**What to produce:** Output the full listing word for word.

****

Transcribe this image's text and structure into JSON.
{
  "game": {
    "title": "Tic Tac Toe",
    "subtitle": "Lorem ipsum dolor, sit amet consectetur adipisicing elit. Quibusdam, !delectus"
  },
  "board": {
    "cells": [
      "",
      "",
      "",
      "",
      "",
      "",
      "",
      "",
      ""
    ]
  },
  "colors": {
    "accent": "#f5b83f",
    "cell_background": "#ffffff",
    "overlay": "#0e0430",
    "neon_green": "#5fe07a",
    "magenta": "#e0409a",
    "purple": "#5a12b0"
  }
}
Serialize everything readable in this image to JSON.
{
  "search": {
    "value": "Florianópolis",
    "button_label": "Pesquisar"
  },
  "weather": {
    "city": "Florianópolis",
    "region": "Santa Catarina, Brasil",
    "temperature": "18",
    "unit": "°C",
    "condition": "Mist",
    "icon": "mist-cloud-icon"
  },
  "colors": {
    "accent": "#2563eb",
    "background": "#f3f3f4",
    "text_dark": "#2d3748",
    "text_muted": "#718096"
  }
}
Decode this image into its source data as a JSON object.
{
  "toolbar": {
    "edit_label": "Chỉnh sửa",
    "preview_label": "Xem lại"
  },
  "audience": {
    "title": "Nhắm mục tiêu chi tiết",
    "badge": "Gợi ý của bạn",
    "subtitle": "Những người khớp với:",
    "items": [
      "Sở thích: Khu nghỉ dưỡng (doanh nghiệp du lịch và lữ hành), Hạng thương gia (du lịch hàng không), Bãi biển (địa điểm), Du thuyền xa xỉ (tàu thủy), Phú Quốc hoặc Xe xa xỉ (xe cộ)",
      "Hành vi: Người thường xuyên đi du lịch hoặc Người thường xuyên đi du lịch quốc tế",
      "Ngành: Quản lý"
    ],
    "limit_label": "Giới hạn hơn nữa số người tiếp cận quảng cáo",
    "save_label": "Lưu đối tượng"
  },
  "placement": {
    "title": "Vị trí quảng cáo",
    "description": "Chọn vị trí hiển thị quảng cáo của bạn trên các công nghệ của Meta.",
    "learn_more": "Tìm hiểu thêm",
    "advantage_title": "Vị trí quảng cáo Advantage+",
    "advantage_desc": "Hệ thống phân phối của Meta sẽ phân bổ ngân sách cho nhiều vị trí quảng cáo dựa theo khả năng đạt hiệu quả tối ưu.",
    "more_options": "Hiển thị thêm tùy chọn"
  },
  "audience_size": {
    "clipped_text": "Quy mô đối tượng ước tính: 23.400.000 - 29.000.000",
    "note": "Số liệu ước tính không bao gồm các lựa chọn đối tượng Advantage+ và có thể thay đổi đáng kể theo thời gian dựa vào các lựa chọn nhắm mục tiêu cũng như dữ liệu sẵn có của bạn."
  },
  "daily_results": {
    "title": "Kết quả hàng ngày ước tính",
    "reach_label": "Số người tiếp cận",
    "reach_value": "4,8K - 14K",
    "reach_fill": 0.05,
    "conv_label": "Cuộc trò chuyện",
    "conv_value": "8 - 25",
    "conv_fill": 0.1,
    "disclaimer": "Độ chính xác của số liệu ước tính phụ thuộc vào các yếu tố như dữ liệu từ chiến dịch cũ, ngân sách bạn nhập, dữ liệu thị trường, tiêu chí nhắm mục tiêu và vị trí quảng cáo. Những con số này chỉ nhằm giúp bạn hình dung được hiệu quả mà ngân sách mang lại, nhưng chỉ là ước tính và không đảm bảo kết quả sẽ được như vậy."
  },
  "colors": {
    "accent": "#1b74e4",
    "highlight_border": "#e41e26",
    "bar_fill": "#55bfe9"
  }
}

****

**Exercise response:**
Transcribe this image's text and structure into JSON.
{
  "game": {
    "title": "Tic Tac Toe",
    "subtitle": "Lorem ipsum dolor, sit amet consectetur adipisicing elit. Quibusdam, !delectus"
  },
  "board": {
    "cells": [
      "",
      "",
      "",
      "",
      "",
      "",
      "",
      "",
      ""
    ]
  },
  "colors": {
    "accent": "#f5b83f",
    "cell_background": "#ffffff",
    "overlay": "#0e0430",
    "neon_green": "#5fe07a",
    "magenta": "#e0409a",
    "purple": "#5a12b0"
  }
}
Serialize everything readable in this image to JSON.
{
  "search": {
    "value": "Florianópolis",
    "button_label": "Pesquisar"
  },
  "weather": {
    "city": "Florianópolis",
    "region": "Santa Catarina, Brasil",
    "temperature": "18",
    "unit": "°C",
    "condition": "Mist",
    "icon": "mist-cloud-icon"
  },
  "colors": {
    "accent": "#2563eb",
    "background": "#f3f3f4",
    "text_dark": "#2d3748",
    "text_muted": "#718096"
  }
}
Decode this image into its source data as a JSON object.
{
  "toolbar": {
    "edit_label": "Chỉnh sửa",
    "preview_label": "Xem lại"
  },
  "audience": {
    "title": "Nhắm mục tiêu chi tiết",
    "badge": "Gợi ý của bạn",
    "subtitle": "Những người khớp với:",
    "items": [
      "Sở thích: Khu nghỉ dưỡng (doanh nghiệp du lịch và lữ hành), Hạng thương gia (du lịch hàng không), Bãi biển (địa điểm), Du thuyền xa xỉ (tàu thủy), Phú Quốc hoặc Xe xa xỉ (xe cộ)",
      "Hành vi: Người thường xuyên đi du lịch hoặc Người thường xuyên đi du lịch quốc tế",
      "Ngành: Quản lý"
    ],
    "limit_label": "Giới hạn hơn nữa số người tiếp cận quảng cáo",
    "save_label": "Lưu đối tượng"
  },
  "placement": {
    "title": "Vị trí quảng cáo",
    "description": "Chọn vị trí hiển thị quảng cáo của bạn trên các công nghệ của Meta.",
    "learn_more": "Tìm hiểu thêm",
    "advantage_title": "Vị trí quảng cáo Advantage+",
    "advantage_desc": "Hệ thống phân phối của Meta sẽ phân bổ ngân sách cho nhiều vị trí quảng cáo dựa theo khả năng đạt hiệu quả tối ưu.",
    "more_options": "Hiển thị thêm tùy chọn"
  },
  "audience_size": {
    "clipped_text": "Quy mô đối tượng ước tính: 23.400.000 - 29.000.000",
    "note": "Số liệu ước tính không bao gồm các lựa chọn đối tượng Advantage+ và có thể thay đổi đáng kể theo thời gian dựa vào các lựa chọn nhắm mục tiêu cũng như dữ liệu sẵn có của bạn."
  },
  "daily_results": {
    "title": "Kết quả hàng ngày ước tính",
    "reach_label": "Số người tiếp cận",
    "reach_value": "4,8K - 14K",
    "reach_fill": 0.05,
    "conv_label": "Cuộc trò chuyện",
    "conv_value": "8 - 25",
    "conv_fill": 0.1,
    "disclaimer": "Độ chính xác của số liệu ước tính phụ thuộc vào các yếu tố như dữ liệu từ chiến dịch cũ, ngân sách bạn nhập, dữ liệu thị trường, tiêu chí nhắm mục tiêu và vị trí quảng cáo. Những con số này chỉ nhằm giúp bạn hình dung được hiệu quả mà ngân sách mang lại, nhưng chỉ là ước tính và không đảm bảo kết quả sẽ được như vậy."
  },
  "colors": {
    "accent": "#1b74e4",
    "highlight_border": "#e41e26",
    "bar_fill": "#55bfe9"
  }
}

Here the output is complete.